REQUEST
Take the line containing "Extract all readable text from this page." and all lines after it to the end of the records, and output them exactly.

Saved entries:
____________________

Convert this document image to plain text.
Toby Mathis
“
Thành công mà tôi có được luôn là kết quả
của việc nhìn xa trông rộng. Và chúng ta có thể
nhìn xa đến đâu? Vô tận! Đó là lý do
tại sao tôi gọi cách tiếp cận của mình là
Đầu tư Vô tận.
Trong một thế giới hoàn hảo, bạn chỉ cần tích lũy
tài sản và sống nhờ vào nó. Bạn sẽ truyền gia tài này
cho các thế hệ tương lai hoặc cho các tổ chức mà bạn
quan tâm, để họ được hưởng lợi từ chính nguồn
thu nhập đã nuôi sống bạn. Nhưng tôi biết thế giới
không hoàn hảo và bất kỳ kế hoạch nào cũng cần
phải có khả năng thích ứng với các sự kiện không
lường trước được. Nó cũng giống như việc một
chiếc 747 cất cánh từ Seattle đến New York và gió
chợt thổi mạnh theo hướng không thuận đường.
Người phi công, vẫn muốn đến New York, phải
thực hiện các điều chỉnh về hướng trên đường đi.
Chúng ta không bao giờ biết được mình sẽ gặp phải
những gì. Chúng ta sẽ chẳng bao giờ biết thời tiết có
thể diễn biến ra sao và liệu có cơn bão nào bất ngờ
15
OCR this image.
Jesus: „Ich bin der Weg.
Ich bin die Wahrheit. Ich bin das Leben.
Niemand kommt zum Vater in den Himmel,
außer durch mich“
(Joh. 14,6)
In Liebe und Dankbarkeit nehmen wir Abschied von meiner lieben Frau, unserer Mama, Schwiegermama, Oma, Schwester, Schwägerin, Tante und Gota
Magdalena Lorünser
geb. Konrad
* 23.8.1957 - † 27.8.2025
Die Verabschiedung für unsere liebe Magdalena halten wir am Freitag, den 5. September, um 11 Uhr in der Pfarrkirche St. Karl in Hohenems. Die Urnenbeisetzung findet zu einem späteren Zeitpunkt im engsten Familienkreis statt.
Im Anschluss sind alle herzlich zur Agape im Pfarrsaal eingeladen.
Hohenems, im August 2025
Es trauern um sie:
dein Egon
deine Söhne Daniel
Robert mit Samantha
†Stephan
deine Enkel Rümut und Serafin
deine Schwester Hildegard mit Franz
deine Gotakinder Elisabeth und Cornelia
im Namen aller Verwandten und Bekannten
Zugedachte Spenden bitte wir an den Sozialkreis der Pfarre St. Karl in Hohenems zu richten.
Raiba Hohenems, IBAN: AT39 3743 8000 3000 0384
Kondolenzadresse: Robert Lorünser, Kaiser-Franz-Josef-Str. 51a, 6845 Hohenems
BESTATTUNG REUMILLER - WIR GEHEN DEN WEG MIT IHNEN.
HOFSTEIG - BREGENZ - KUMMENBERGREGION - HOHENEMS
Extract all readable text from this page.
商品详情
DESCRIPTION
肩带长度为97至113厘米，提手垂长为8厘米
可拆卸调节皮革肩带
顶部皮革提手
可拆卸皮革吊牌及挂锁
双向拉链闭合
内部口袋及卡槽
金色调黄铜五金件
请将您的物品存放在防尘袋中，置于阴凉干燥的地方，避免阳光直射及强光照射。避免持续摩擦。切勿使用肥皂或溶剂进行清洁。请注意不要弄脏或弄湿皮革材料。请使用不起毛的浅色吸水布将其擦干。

____________________

OUTPUT OF THE TASK
Extract all readable text from this page.
商品详情
DESCRIPTION
肩带长度为97至113厘米，提手垂长为8厘米
可拆卸调节皮革肩带
顶部皮革提手
可拆卸皮革吊牌及挂锁
双向拉链闭合
内部口袋及卡槽
金色调黄铜五金件
请将您的物品存放在防尘袋中，置于阴凉干燥的地方，避免阳光直射及强光照射。避免持续摩擦。切勿使用肥皂或溶剂进行清洁。请注意不要弄脏或弄湿皮革材料。请使用不起毛的浅色吸水布将其擦干。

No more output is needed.